Available records:
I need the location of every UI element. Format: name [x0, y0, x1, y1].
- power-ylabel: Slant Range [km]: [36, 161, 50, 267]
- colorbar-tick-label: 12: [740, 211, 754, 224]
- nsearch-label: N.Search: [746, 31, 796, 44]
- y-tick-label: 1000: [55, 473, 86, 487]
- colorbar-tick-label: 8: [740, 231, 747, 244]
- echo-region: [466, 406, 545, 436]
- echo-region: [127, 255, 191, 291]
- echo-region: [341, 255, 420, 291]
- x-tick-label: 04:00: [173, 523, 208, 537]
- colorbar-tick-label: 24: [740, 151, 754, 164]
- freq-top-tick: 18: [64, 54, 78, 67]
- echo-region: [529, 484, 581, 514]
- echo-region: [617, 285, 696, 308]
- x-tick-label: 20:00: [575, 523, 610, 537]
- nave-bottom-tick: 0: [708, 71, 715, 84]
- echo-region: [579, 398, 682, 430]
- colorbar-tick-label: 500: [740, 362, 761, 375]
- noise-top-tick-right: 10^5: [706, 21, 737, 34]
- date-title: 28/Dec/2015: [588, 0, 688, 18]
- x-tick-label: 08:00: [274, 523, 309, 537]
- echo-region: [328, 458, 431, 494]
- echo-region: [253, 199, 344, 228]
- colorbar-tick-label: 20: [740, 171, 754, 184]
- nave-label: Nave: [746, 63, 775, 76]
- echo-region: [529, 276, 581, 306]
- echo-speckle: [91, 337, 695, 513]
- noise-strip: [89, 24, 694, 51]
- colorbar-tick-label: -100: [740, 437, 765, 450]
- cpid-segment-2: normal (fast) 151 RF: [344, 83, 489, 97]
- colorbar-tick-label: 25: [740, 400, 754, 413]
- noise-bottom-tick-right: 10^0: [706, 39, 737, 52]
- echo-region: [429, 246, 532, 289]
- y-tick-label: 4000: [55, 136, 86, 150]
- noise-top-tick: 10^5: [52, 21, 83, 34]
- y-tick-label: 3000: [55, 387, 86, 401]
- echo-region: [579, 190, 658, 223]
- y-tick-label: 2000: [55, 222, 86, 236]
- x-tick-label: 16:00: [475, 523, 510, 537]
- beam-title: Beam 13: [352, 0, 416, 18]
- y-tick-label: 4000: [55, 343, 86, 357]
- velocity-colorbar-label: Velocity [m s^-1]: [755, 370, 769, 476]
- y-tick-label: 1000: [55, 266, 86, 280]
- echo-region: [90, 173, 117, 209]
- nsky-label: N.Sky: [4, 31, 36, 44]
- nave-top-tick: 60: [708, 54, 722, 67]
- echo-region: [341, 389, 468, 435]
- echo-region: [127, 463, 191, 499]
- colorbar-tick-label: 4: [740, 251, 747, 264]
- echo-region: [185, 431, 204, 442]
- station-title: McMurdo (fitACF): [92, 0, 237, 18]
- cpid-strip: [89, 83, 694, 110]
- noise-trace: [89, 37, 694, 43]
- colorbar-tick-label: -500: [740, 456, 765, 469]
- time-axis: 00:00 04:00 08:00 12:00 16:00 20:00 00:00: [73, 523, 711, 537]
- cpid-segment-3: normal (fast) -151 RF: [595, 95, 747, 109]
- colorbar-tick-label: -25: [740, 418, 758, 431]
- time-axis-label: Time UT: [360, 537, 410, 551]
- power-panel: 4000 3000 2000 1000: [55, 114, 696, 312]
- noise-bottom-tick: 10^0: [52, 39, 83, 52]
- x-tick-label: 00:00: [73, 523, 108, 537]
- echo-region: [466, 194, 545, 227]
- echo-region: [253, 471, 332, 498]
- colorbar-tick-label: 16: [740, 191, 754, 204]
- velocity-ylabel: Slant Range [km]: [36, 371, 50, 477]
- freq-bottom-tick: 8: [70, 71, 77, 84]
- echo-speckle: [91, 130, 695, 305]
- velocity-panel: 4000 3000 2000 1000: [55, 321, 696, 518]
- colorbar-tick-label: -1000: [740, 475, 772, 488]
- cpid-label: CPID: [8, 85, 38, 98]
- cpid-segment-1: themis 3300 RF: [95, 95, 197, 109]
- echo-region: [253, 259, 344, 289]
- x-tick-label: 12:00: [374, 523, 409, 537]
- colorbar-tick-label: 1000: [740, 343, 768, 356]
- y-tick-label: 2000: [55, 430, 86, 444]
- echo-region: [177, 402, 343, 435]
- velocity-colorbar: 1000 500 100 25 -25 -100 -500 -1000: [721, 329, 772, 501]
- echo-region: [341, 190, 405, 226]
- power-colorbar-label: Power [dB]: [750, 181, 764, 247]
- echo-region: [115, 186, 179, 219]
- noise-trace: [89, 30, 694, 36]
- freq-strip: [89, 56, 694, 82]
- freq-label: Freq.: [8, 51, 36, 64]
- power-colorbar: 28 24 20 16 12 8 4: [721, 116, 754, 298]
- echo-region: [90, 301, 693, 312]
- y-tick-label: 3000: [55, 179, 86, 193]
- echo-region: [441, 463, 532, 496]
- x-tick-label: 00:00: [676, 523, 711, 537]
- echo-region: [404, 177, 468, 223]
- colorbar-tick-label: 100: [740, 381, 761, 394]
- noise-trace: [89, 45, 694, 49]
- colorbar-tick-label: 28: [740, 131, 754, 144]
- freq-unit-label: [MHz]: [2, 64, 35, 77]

Written task:
Copy every line of the records above word for word.

Answer in full:
I need the location of every UI element. Format: name [x0, y0, x1, y1].
- power-ylabel: Slant Range [km]: [36, 161, 50, 267]
- colorbar-tick-label: 12: [740, 211, 754, 224]
- nsearch-label: N.Search: [746, 31, 796, 44]
- y-tick-label: 1000: [55, 473, 86, 487]
- colorbar-tick-label: 8: [740, 231, 747, 244]
- echo-region: [466, 406, 545, 436]
- echo-region: [127, 255, 191, 291]
- echo-region: [341, 255, 420, 291]
- x-tick-label: 04:00: [173, 523, 208, 537]
- colorbar-tick-label: 24: [740, 151, 754, 164]
- freq-top-tick: 18: [64, 54, 78, 67]
- echo-region: [529, 484, 581, 514]
- echo-region: [617, 285, 696, 308]
- x-tick-label: 20:00: [575, 523, 610, 537]
- nave-bottom-tick: 0: [708, 71, 715, 84]
- echo-region: [579, 398, 682, 430]
- colorbar-tick-label: 500: [740, 362, 761, 375]
- noise-top-tick-right: 10^5: [706, 21, 737, 34]
- date-title: 28/Dec/2015: [588, 0, 688, 18]
- x-tick-label: 08:00: [274, 523, 309, 537]
- echo-region: [328, 458, 431, 494]
- echo-region: [253, 199, 344, 228]
- colorbar-tick-label: 20: [740, 171, 754, 184]
- nave-label: Nave: [746, 63, 775, 76]
- echo-region: [529, 276, 581, 306]
- echo-speckle: [91, 337, 695, 513]
- noise-strip: [89, 24, 694, 51]
- colorbar-tick-label: -100: [740, 437, 765, 450]
- cpid-segment-2: normal (fast) 151 RF: [344, 83, 489, 97]
- colorbar-tick-label: 25: [740, 400, 754, 413]
- noise-bottom-tick-right: 10^0: [706, 39, 737, 52]
- echo-region: [429, 246, 532, 289]
- y-tick-label: 4000: [55, 136, 86, 150]
- noise-top-tick: 10^5: [52, 21, 83, 34]
- y-tick-label: 3000: [55, 387, 86, 401]
- echo-region: [579, 190, 658, 223]
- y-tick-label: 2000: [55, 222, 86, 236]
- x-tick-label: 16:00: [475, 523, 510, 537]
- beam-title: Beam 13: [352, 0, 416, 18]
- y-tick-label: 4000: [55, 343, 86, 357]
- velocity-colorbar-label: Velocity [m s^-1]: [755, 370, 769, 476]
- y-tick-label: 1000: [55, 266, 86, 280]
- echo-region: [90, 173, 117, 209]
- nsky-label: N.Sky: [4, 31, 36, 44]
- nave-top-tick: 60: [708, 54, 722, 67]
- echo-region: [341, 389, 468, 435]
- echo-region: [127, 463, 191, 499]
- colorbar-tick-label: 4: [740, 251, 747, 264]
- echo-region: [185, 431, 204, 442]
- station-title: McMurdo (fitACF): [92, 0, 237, 18]
- cpid-strip: [89, 83, 694, 110]
- noise-trace: [89, 37, 694, 43]
- colorbar-tick-label: -500: [740, 456, 765, 469]
- time-axis: 00:00 04:00 08:00 12:00 16:00 20:00 00:00: [73, 523, 711, 537]
- cpid-segment-3: normal (fast) -151 RF: [595, 95, 747, 109]
- colorbar-tick-label: -25: [740, 418, 758, 431]
- time-axis-label: Time UT: [360, 537, 410, 551]
- power-panel: 4000 3000 2000 1000: [55, 114, 696, 312]
- noise-bottom-tick: 10^0: [52, 39, 83, 52]
- x-tick-label: 00:00: [73, 523, 108, 537]
- echo-region: [466, 194, 545, 227]
- echo-region: [253, 471, 332, 498]
- colorbar-tick-label: 16: [740, 191, 754, 204]
- velocity-ylabel: Slant Range [km]: [36, 371, 50, 477]
- freq-bottom-tick: 8: [70, 71, 77, 84]
- echo-speckle: [91, 130, 695, 305]
- velocity-panel: 4000 3000 2000 1000: [55, 321, 696, 518]
- colorbar-tick-label: -1000: [740, 475, 772, 488]
- cpid-label: CPID: [8, 85, 38, 98]
- cpid-segment-1: themis 3300 RF: [95, 95, 197, 109]
- echo-region: [253, 259, 344, 289]
- x-tick-label: 12:00: [374, 523, 409, 537]
- colorbar-tick-label: 1000: [740, 343, 768, 356]
- y-tick-label: 2000: [55, 430, 86, 444]
- echo-region: [177, 402, 343, 435]
- velocity-colorbar: 1000 500 100 25 -25 -100 -500 -1000: [721, 329, 772, 501]
- echo-region: [341, 190, 405, 226]
- power-colorbar-label: Power [dB]: [750, 181, 764, 247]
- echo-region: [115, 186, 179, 219]
- noise-trace: [89, 30, 694, 36]
- freq-strip: [89, 56, 694, 82]
- freq-label: Freq.: [8, 51, 36, 64]
- power-colorbar: 28 24 20 16 12 8 4: [721, 116, 754, 298]
- echo-region: [90, 301, 693, 312]
- y-tick-label: 3000: [55, 179, 86, 193]
- echo-region: [441, 463, 532, 496]
- x-tick-label: 00:00: [676, 523, 711, 537]
- echo-region: [404, 177, 468, 223]
- colorbar-tick-label: 100: [740, 381, 761, 394]
- noise-trace: [89, 45, 694, 49]
- colorbar-tick-label: 28: [740, 131, 754, 144]
- freq-unit-label: [MHz]: [2, 64, 35, 77]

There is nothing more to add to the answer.